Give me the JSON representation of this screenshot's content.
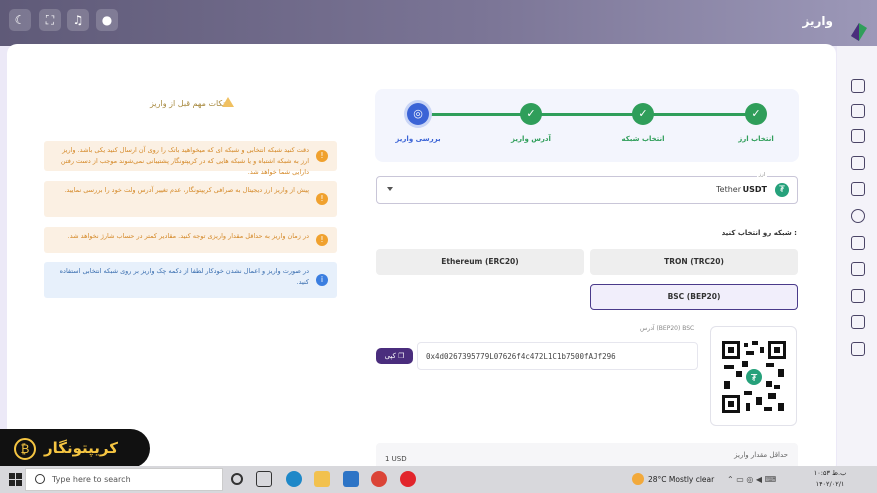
{
  "header": {
    "title": "واریز",
    "icons": [
      "dark-mode-icon",
      "fullscreen-icon",
      "notification-icon",
      "profile-icon"
    ]
  },
  "sidebar": {
    "icons": [
      "dashboard-icon",
      "orders-icon",
      "users-icon",
      "wallet-icon",
      "trade-icon",
      "deposit-icon",
      "withdraw-icon",
      "transfer-icon",
      "gift-icon",
      "report-icon",
      "logout-icon"
    ]
  },
  "notes": {
    "title": "نکات مهم قبل از واریز",
    "items": [
      {
        "text": "دقت کنید شبکه انتخابی و شبکه ای که میخواهید باتک را روی آن ارسال کنید یکی باشد. واریز ارز به شبکه اشتباه و یا شبکه هایی که در کریپتونگار پشتیبانی نمی‌شوند موجب از دست رفتن دارایی شما خواهد شد.",
        "style": "orange"
      },
      {
        "text": "پیش از واریز ارز دیجیتال به صرافی کریپتونگار، عدم تغییر آدرس ولت خود را بررسی نمایید.",
        "style": "orange"
      },
      {
        "text": "در زمان واریز به حداقل مقدار واریزی توجه کنید. مقادیر کمتر در حساب شارژ نخواهد شد.",
        "style": "orange"
      },
      {
        "text": "در صورت واریز و اعمال نشدن خودکار لطفا از دکمه چک واریز بر روی شبکه انتخابی استفاده کنید.",
        "style": "blue"
      }
    ]
  },
  "stepper": {
    "steps": [
      {
        "label": "انتخاب ارز",
        "status": "done"
      },
      {
        "label": "انتخاب شبکه",
        "status": "done"
      },
      {
        "label": "آدرس واریز",
        "status": "done"
      },
      {
        "label": "بررسی واریز",
        "status": "current"
      }
    ]
  },
  "currency": {
    "floating_label": "ارز",
    "code": "USDT",
    "name": "Tether"
  },
  "network": {
    "label": "شبکه رو انتخاب کنید :",
    "options": [
      {
        "label": "TRON (TRC20)",
        "selected": false
      },
      {
        "label": "Ethereum (ERC20)",
        "selected": false
      },
      {
        "label": "BSC (BEP20)",
        "selected": true
      }
    ]
  },
  "address": {
    "label": "آدرس (BEP20) BSC",
    "value": "0x4d0267395779L07626f4c472L1C1b7500fAJf296",
    "copy_label": "کپی"
  },
  "minimum": {
    "label": "حداقل مقدار واریز",
    "value": "1 USD"
  },
  "brand": {
    "name": "کریپتونگار"
  },
  "taskbar": {
    "search_placeholder": "Type here to search",
    "weather": "28°C  Mostly clear",
    "time": "ب.ظ ۱۰:۵۳",
    "date": "۱۴۰۲/۰۲/۱"
  },
  "colors": {
    "accent": "#4a2d7d",
    "step_done": "#2f9e5a",
    "step_current": "#3a63d6",
    "warning_bg": "#fbf0e3",
    "info_bg": "#e7f0fb"
  }
}
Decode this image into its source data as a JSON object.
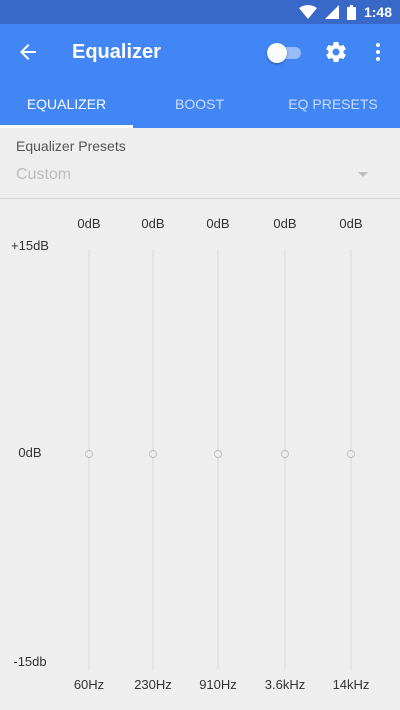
{
  "status_bar": {
    "time": "1:48"
  },
  "app_bar": {
    "title": "Equalizer",
    "toggle_on": false
  },
  "tabs": [
    {
      "label": "EQUALIZER",
      "active": true
    },
    {
      "label": "BOOST",
      "active": false
    },
    {
      "label": "EQ PRESETS",
      "active": false
    }
  ],
  "presets": {
    "label": "Equalizer Presets",
    "selected": "Custom"
  },
  "scale": {
    "max": "+15dB",
    "mid": "0dB",
    "min": "-15db"
  },
  "bands": [
    {
      "freq": "60Hz",
      "gain": "0dB"
    },
    {
      "freq": "230Hz",
      "gain": "0dB"
    },
    {
      "freq": "910Hz",
      "gain": "0dB"
    },
    {
      "freq": "3.6kHz",
      "gain": "0dB"
    },
    {
      "freq": "14kHz",
      "gain": "0dB"
    }
  ],
  "colors": {
    "status_bar": "#3869c9",
    "app_bar": "#4285f4",
    "background": "#eeeeee"
  }
}
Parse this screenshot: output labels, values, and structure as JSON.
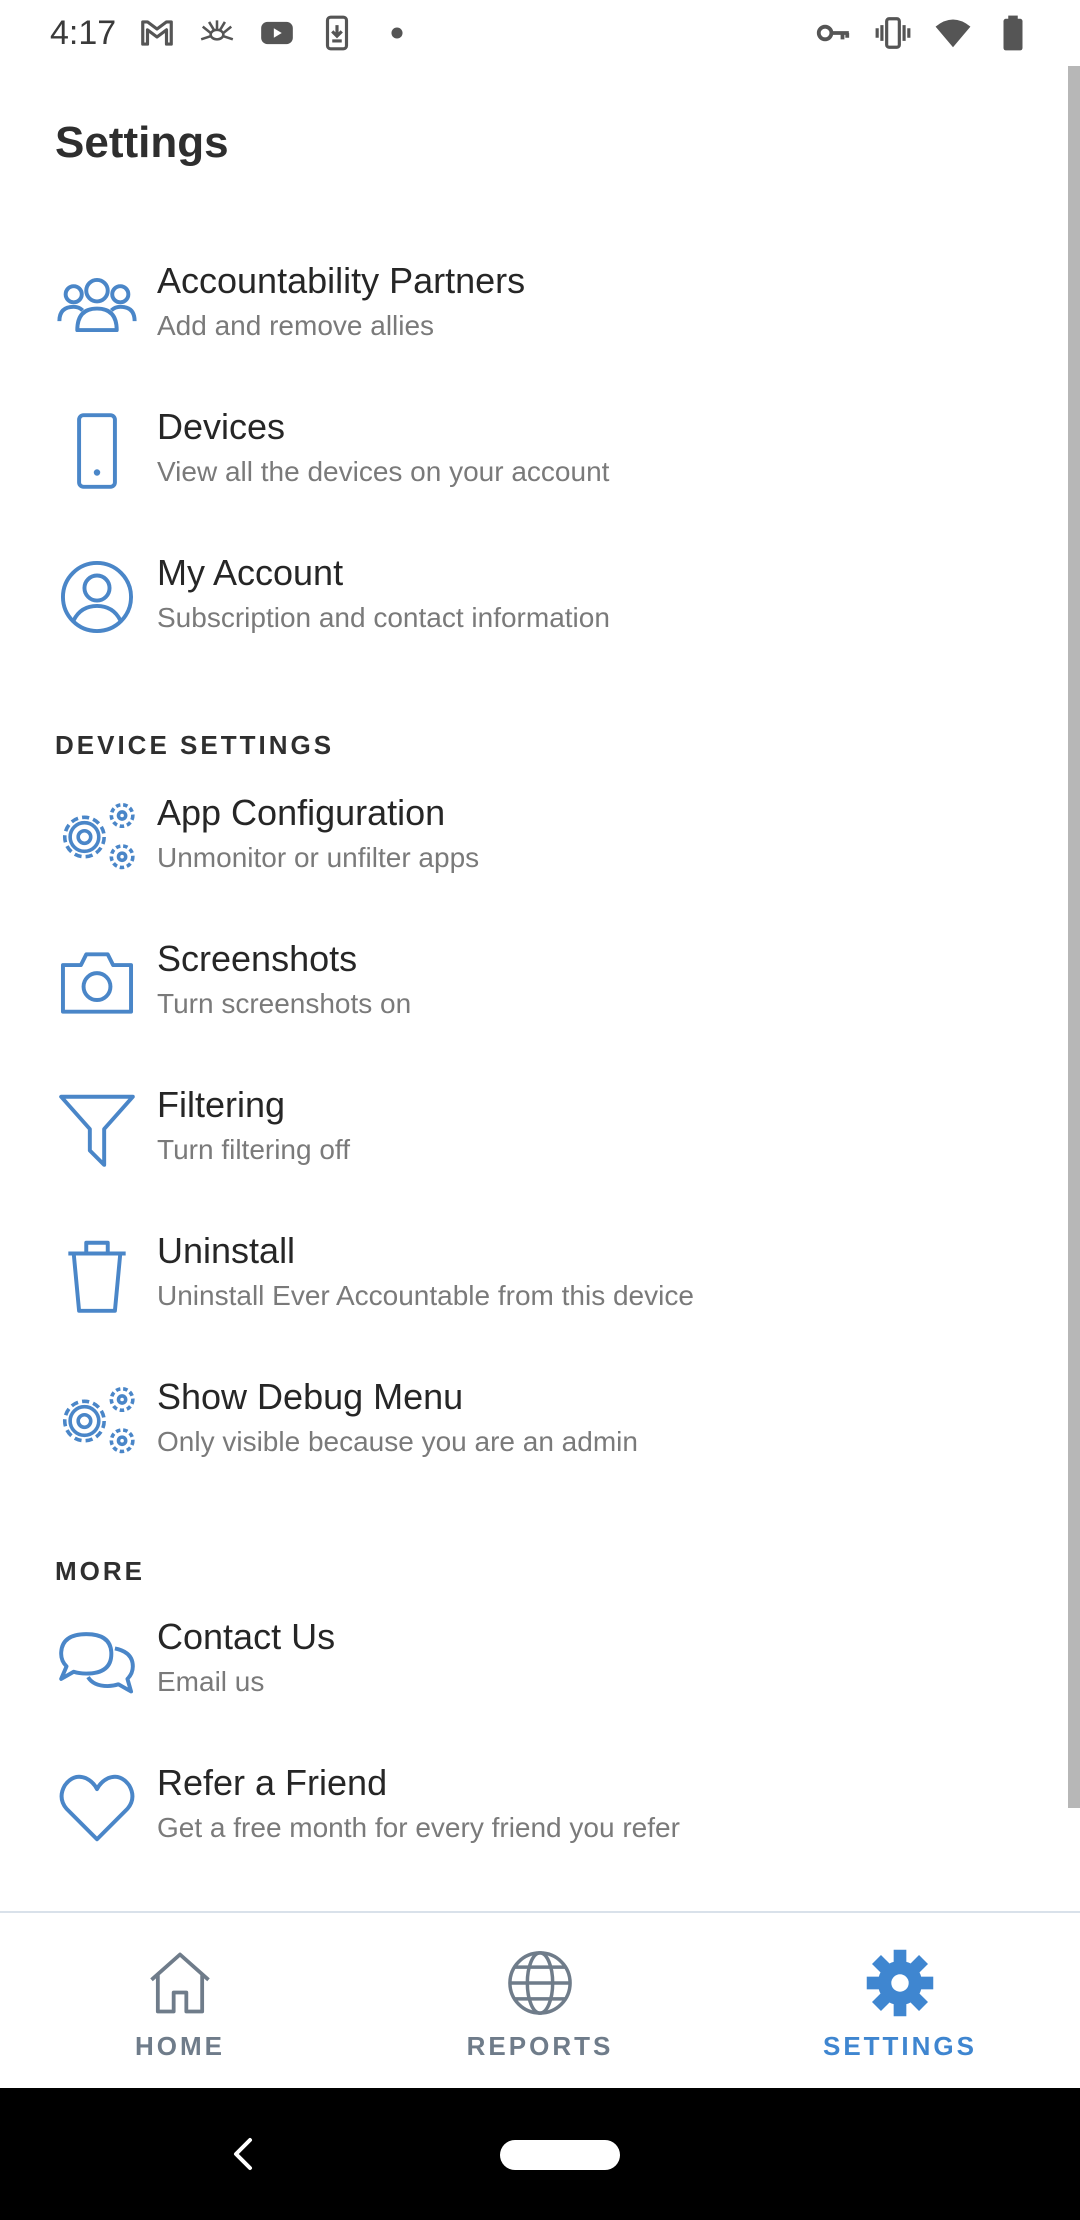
{
  "status_bar": {
    "time": "4:17",
    "left_icons": [
      "gmail-icon",
      "app-bug-icon",
      "youtube-icon",
      "download-icon",
      "dot-icon"
    ],
    "right_icons": [
      "vpn-key-icon",
      "vibrate-icon",
      "wifi-icon",
      "battery-icon"
    ]
  },
  "page": {
    "title": "Settings"
  },
  "account_items": [
    {
      "title": "Accountability Partners",
      "subtitle": "Add and remove allies",
      "icon": "people-icon"
    },
    {
      "title": "Devices",
      "subtitle": "View all the devices on your account",
      "icon": "phone-icon"
    },
    {
      "title": "My Account",
      "subtitle": "Subscription and contact information",
      "icon": "user-circle-icon"
    }
  ],
  "device_settings": {
    "header": "DEVICE SETTINGS",
    "items": [
      {
        "title": "App Configuration",
        "subtitle": "Unmonitor or unfilter apps",
        "icon": "gears-icon"
      },
      {
        "title": "Screenshots",
        "subtitle": "Turn screenshots on",
        "icon": "camera-icon"
      },
      {
        "title": "Filtering",
        "subtitle": "Turn filtering off",
        "icon": "funnel-icon"
      },
      {
        "title": "Uninstall",
        "subtitle": "Uninstall Ever Accountable from this device",
        "icon": "trash-icon"
      },
      {
        "title": "Show Debug Menu",
        "subtitle": "Only visible because you are an admin",
        "icon": "gears-icon"
      }
    ]
  },
  "more": {
    "header": "MORE",
    "items": [
      {
        "title": "Contact Us",
        "subtitle": "Email us",
        "icon": "chat-bubbles-icon"
      },
      {
        "title": "Refer a Friend",
        "subtitle": "Get a free month for every friend you refer",
        "icon": "heart-icon"
      }
    ]
  },
  "bottom_nav": {
    "tabs": [
      {
        "label": "HOME",
        "icon": "home-icon",
        "active": false
      },
      {
        "label": "REPORTS",
        "icon": "globe-icon",
        "active": false
      },
      {
        "label": "SETTINGS",
        "icon": "gear-icon",
        "active": true
      }
    ]
  },
  "colors": {
    "accent": "#4a86c8",
    "tab_inactive": "#6f7c8a",
    "tab_active": "#3f86d0",
    "text_primary": "#262626",
    "text_secondary": "#7a7a7a"
  }
}
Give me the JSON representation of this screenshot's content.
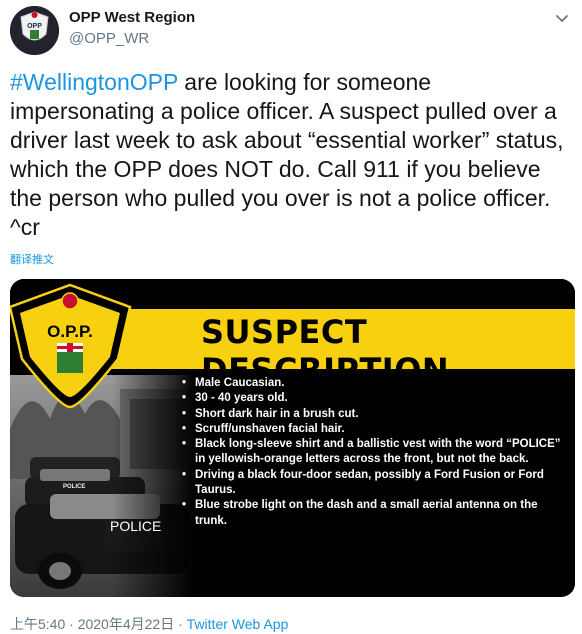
{
  "account": {
    "display_name": "OPP West Region",
    "handle": "@OPP_WR",
    "avatar_text": "OPP"
  },
  "tweet": {
    "hashtag": "#WellingtonOPP",
    "body": " are looking for someone impersonating a police officer.  A suspect pulled over a driver last week to ask about “essential worker” status, which the OPP does NOT do. Call 911 if you believe the person who pulled you over is not a police officer. ^cr",
    "translate_label": "翻译推文"
  },
  "image": {
    "logo_text": "O.P.P.",
    "headline": "SUSPECT DESCRIPTION",
    "car_label_1": "POLICE",
    "car_label_2": "POLICE",
    "bullets": [
      "Male Caucasian.",
      "30 - 40 years old.",
      "Short dark hair in a brush cut.",
      "Scruff/unshaven facial hair.",
      "Black long-sleeve shirt and a ballistic vest with the word “POLICE” in yellowish-orange letters across the front, but not the back.",
      "Driving a black four-door sedan, possibly a Ford Fusion or Ford Taurus.",
      "Blue strobe light on the dash and a small aerial antenna on the trunk."
    ],
    "colors": {
      "yellow": "#f7d10f",
      "black": "#000000",
      "logo_green": "#2f7d32",
      "logo_red": "#c8102e"
    }
  },
  "meta": {
    "time": "上午5:40",
    "sep": " · ",
    "date": "2020年4月22日",
    "sep2": " · ",
    "app": "Twitter Web App"
  },
  "colors": {
    "link": "#1b95e0",
    "muted": "#657786",
    "text": "#14171a"
  }
}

========

TASK GOAL:
Copy out each line that contains the word "حداقل".

TASK OUTPUT:
        "text": "در زمان واریز به حداقل مقدار واریزی توجه کنید. مقادیر کمتر در حساب شارژ نخواهد شد.",
    "label": "حداقل مقدار واریز",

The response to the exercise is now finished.